Stated exercise: Extract the listing in its entirety, keeping each line identical to the original.

Data for this exercise:

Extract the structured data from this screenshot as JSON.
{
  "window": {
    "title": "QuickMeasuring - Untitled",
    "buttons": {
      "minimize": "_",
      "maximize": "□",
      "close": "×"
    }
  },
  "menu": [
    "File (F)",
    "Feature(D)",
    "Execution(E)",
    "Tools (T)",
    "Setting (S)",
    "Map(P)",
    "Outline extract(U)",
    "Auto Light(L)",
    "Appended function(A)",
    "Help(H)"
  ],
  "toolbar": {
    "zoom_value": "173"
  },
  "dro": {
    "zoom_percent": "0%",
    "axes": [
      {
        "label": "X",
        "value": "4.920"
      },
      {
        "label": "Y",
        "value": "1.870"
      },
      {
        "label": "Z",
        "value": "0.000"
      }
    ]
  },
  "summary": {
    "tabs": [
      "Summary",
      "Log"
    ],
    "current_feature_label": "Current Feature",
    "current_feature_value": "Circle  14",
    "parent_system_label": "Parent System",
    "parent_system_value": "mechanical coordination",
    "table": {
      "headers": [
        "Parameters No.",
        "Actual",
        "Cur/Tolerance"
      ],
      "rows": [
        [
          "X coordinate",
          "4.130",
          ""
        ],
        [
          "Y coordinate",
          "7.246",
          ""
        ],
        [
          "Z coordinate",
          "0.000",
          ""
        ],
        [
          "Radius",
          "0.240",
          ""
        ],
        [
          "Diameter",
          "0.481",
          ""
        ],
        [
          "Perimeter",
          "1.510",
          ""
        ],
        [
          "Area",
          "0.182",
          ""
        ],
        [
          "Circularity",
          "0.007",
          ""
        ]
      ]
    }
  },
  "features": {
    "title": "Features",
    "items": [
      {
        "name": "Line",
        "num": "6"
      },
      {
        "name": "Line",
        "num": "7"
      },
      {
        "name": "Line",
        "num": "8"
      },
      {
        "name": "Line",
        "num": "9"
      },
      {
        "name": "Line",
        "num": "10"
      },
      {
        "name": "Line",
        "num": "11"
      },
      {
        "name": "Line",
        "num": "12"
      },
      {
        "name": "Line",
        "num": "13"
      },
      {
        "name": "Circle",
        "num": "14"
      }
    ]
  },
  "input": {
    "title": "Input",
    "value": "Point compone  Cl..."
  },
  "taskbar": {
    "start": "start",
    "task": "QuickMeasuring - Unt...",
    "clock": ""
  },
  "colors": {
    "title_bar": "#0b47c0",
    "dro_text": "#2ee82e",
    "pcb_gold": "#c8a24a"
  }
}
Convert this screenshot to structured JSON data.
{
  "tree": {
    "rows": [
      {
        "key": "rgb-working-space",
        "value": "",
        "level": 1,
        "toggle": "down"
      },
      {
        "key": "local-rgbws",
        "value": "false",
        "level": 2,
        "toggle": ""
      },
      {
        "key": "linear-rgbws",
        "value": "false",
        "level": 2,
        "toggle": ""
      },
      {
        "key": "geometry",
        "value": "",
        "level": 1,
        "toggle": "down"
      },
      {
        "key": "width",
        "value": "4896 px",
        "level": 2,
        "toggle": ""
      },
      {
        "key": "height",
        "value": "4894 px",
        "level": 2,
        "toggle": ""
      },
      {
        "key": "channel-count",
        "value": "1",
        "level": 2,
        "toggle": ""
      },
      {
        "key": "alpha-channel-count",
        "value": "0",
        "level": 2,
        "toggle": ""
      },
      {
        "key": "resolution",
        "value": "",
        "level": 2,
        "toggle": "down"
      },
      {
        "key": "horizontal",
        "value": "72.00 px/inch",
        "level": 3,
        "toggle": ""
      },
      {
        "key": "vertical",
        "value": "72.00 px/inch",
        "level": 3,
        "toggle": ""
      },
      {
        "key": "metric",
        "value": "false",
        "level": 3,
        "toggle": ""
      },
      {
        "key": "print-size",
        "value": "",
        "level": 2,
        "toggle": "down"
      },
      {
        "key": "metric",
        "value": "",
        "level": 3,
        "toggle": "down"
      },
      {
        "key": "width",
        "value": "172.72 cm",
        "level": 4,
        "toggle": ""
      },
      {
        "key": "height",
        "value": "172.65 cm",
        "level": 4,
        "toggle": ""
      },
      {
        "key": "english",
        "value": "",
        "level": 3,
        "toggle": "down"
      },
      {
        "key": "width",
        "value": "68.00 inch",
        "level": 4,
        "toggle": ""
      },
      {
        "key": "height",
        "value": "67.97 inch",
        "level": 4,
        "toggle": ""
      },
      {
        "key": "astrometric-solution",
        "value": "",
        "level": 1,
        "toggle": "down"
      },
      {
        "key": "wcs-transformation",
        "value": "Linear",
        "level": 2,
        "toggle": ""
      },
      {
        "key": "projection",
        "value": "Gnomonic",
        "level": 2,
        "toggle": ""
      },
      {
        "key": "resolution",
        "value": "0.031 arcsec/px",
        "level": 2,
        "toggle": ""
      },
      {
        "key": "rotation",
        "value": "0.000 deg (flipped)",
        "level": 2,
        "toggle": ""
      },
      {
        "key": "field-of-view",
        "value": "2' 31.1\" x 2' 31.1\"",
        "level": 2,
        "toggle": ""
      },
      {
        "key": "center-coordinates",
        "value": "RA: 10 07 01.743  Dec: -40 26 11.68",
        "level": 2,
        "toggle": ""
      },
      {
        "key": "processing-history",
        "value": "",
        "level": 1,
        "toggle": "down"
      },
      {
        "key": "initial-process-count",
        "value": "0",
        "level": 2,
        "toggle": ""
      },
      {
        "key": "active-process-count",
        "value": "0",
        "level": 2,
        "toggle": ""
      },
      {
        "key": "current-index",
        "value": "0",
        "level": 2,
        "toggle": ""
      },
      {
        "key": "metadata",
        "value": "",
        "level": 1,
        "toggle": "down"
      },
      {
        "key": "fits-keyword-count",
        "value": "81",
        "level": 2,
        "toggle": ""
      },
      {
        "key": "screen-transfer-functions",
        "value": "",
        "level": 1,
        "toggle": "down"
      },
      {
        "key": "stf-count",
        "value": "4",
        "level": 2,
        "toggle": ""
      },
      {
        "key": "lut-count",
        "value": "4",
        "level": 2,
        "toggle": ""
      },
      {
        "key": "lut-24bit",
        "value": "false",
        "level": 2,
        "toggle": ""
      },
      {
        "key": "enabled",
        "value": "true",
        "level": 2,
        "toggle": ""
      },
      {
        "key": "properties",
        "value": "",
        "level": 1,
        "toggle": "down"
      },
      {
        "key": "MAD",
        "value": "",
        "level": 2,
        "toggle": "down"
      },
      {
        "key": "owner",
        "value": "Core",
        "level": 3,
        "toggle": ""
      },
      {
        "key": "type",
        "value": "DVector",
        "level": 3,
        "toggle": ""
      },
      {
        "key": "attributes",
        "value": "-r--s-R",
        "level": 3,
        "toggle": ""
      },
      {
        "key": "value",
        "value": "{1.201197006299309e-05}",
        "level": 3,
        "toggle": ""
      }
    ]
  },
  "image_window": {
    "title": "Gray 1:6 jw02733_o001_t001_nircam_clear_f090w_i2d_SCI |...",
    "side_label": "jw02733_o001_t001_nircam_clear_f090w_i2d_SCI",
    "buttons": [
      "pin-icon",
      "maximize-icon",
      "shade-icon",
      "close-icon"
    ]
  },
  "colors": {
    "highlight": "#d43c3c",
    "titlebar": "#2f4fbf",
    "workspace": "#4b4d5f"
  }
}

Result:
Extract the structured data from this screenshot as JSON.
{
  "window": {
    "title": "QuickMeasuring - Untitled",
    "buttons": {
      "minimize": "_",
      "maximize": "□",
      "close": "×"
    }
  },
  "menu": [
    "File (F)",
    "Feature(D)",
    "Execution(E)",
    "Tools (T)",
    "Setting (S)",
    "Map(P)",
    "Outline extract(U)",
    "Auto Light(L)",
    "Appended function(A)",
    "Help(H)"
  ],
  "toolbar": {
    "zoom_value": "173"
  },
  "dro": {
    "zoom_percent": "0%",
    "axes": [
      {
        "label": "X",
        "value": "4.920"
      },
      {
        "label": "Y",
        "value": "1.870"
      },
      {
        "label": "Z",
        "value": "0.000"
      }
    ]
  },
  "summary": {
    "tabs": [
      "Summary",
      "Log"
    ],
    "current_feature_label": "Current Feature",
    "current_feature_value": "Circle  14",
    "parent_system_label": "Parent System",
    "parent_system_value": "mechanical coordination",
    "table": {
      "headers": [
        "Parameters No.",
        "Actual",
        "Cur/Tolerance"
      ],
      "rows": [
        [
          "X coordinate",
          "4.130",
          ""
        ],
        [
          "Y coordinate",
          "7.246",
          ""
        ],
        [
          "Z coordinate",
          "0.000",
          ""
        ],
        [
          "Radius",
          "0.240",
          ""
        ],
        [
          "Diameter",
          "0.481",
          ""
        ],
        [
          "Perimeter",
          "1.510",
          ""
        ],
        [
          "Area",
          "0.182",
          ""
        ],
        [
          "Circularity",
          "0.007",
          ""
        ]
      ]
    }
  },
  "features": {
    "title": "Features",
    "items": [
      {
        "name": "Line",
        "num": "6"
      },
      {
        "name": "Line",
        "num": "7"
      },
      {
        "name": "Line",
        "num": "8"
      },
      {
        "name": "Line",
        "num": "9"
      },
      {
        "name": "Line",
        "num": "10"
      },
      {
        "name": "Line",
        "num": "11"
      },
      {
        "name": "Line",
        "num": "12"
      },
      {
        "name": "Line",
        "num": "13"
      },
      {
        "name": "Circle",
        "num": "14"
      }
    ]
  },
  "input": {
    "title": "Input",
    "value": "Point compone  Cl..."
  },
  "taskbar": {
    "start": "start",
    "task": "QuickMeasuring - Unt...",
    "clock": ""
  },
  "colors": {
    "title_bar": "#0b47c0",
    "dro_text": "#2ee82e",
    "pcb_gold": "#c8a24a"
  }
}
Convert this screenshot to structured JSON data.
{
  "tree": {
    "rows": [
      {
        "key": "rgb-working-space",
        "value": "",
        "level": 1,
        "toggle": "down"
      },
      {
        "key": "local-rgbws",
        "value": "false",
        "level": 2,
        "toggle": ""
      },
      {
        "key": "linear-rgbws",
        "value": "false",
        "level": 2,
        "toggle": ""
      },
      {
        "key": "geometry",
        "value": "",
        "level": 1,
        "toggle": "down"
      },
      {
        "key": "width",
        "value": "4896 px",
        "level": 2,
        "toggle": ""
      },
      {
        "key": "height",
        "value": "4894 px",
        "level": 2,
        "toggle": ""
      },
      {
        "key": "channel-count",
        "value": "1",
        "level": 2,
        "toggle": ""
      },
      {
        "key": "alpha-channel-count",
        "value": "0",
        "level": 2,
        "toggle": ""
      },
      {
        "key": "resolution",
        "value": "",
        "level": 2,
        "toggle": "down"
      },
      {
        "key": "horizontal",
        "value": "72.00 px/inch",
        "level": 3,
        "toggle": ""
      },
      {
        "key": "vertical",
        "value": "72.00 px/inch",
        "level": 3,
        "toggle": ""
      },
      {
        "key": "metric",
        "value": "false",
        "level": 3,
        "toggle": ""
      },
      {
        "key": "print-size",
        "value": "",
        "level": 2,
        "toggle": "down"
      },
      {
        "key": "metric",
        "value": "",
        "level": 3,
        "toggle": "down"
      },
      {
        "key": "width",
        "value": "172.72 cm",
        "level": 4,
        "toggle": ""
      },
      {
        "key": "height",
        "value": "172.65 cm",
        "level": 4,
        "toggle": ""
      },
      {
        "key": "english",
        "value": "",
        "level": 3,
        "toggle": "down"
      },
      {
        "key": "width",
        "value": "68.00 inch",
        "level": 4,
        "toggle": ""
      },
      {
        "key": "height",
        "value": "67.97 inch",
        "level": 4,
        "toggle": ""
      },
      {
        "key": "astrometric-solution",
        "value": "",
        "level": 1,
        "toggle": "down"
      },
      {
        "key": "wcs-transformation",
        "value": "Linear",
        "level": 2,
        "toggle": ""
      },
      {
        "key": "projection",
        "value": "Gnomonic",
        "level": 2,
        "toggle": ""
      },
      {
        "key": "resolution",
        "value": "0.031 arcsec/px",
        "level": 2,
        "toggle": ""
      },
      {
        "key": "rotation",
        "value": "0.000 deg (flipped)",
        "level": 2,
        "toggle": ""
      },
      {
        "key": "field-of-view",
        "value": "2' 31.1\" x 2' 31.1\"",
        "level": 2,
        "toggle": ""
      },
      {
        "key": "center-coordinates",
        "value": "RA: 10 07 01.743  Dec: -40 26 11.68",
        "level": 2,
        "toggle": ""
      },
      {
        "key": "processing-history",
        "value": "",
        "level": 1,
        "toggle": "down"
      },
      {
        "key": "initial-process-count",
        "value": "0",
        "level": 2,
        "toggle": ""
      },
      {
        "key": "active-process-count",
        "value": "0",
        "level": 2,
        "toggle": ""
      },
      {
        "key": "current-index",
        "value": "0",
        "level": 2,
        "toggle": ""
      },
      {
        "key": "metadata",
        "value": "",
        "level": 1,
        "toggle": "down"
      },
      {
        "key": "fits-keyword-count",
        "value": "81",
        "level": 2,
        "toggle": ""
      },
      {
        "key": "screen-transfer-functions",
        "value": "",
        "level": 1,
        "toggle": "down"
      },
      {
        "key": "stf-count",
        "value": "4",
        "level": 2,
        "toggle": ""
      },
      {
        "key": "lut-count",
        "value": "4",
        "level": 2,
        "toggle": ""
      },
      {
        "key": "lut-24bit",
        "value": "false",
        "level": 2,
        "toggle": ""
      },
      {
        "key": "enabled",
        "value": "true",
        "level": 2,
        "toggle": ""
      },
      {
        "key": "properties",
        "value": "",
        "level": 1,
        "toggle": "down"
      },
      {
        "key": "MAD",
        "value": "",
        "level": 2,
        "toggle": "down"
      },
      {
        "key": "owner",
        "value": "Core",
        "level": 3,
        "toggle": ""
      },
      {
        "key": "type",
        "value": "DVector",
        "level": 3,
        "toggle": ""
      },
      {
        "key": "attributes",
        "value": "-r--s-R",
        "level": 3,
        "toggle": ""
      },
      {
        "key": "value",
        "value": "{1.201197006299309e-05}",
        "level": 3,
        "toggle": ""
      }
    ]
  },
  "image_window": {
    "title": "Gray 1:6 jw02733_o001_t001_nircam_clear_f090w_i2d_SCI |...",
    "side_label": "jw02733_o001_t001_nircam_clear_f090w_i2d_SCI",
    "buttons": [
      "pin-icon",
      "maximize-icon",
      "shade-icon",
      "close-icon"
    ]
  },
  "colors": {
    "highlight": "#d43c3c",
    "titlebar": "#2f4fbf",
    "workspace": "#4b4d5f"
  }
}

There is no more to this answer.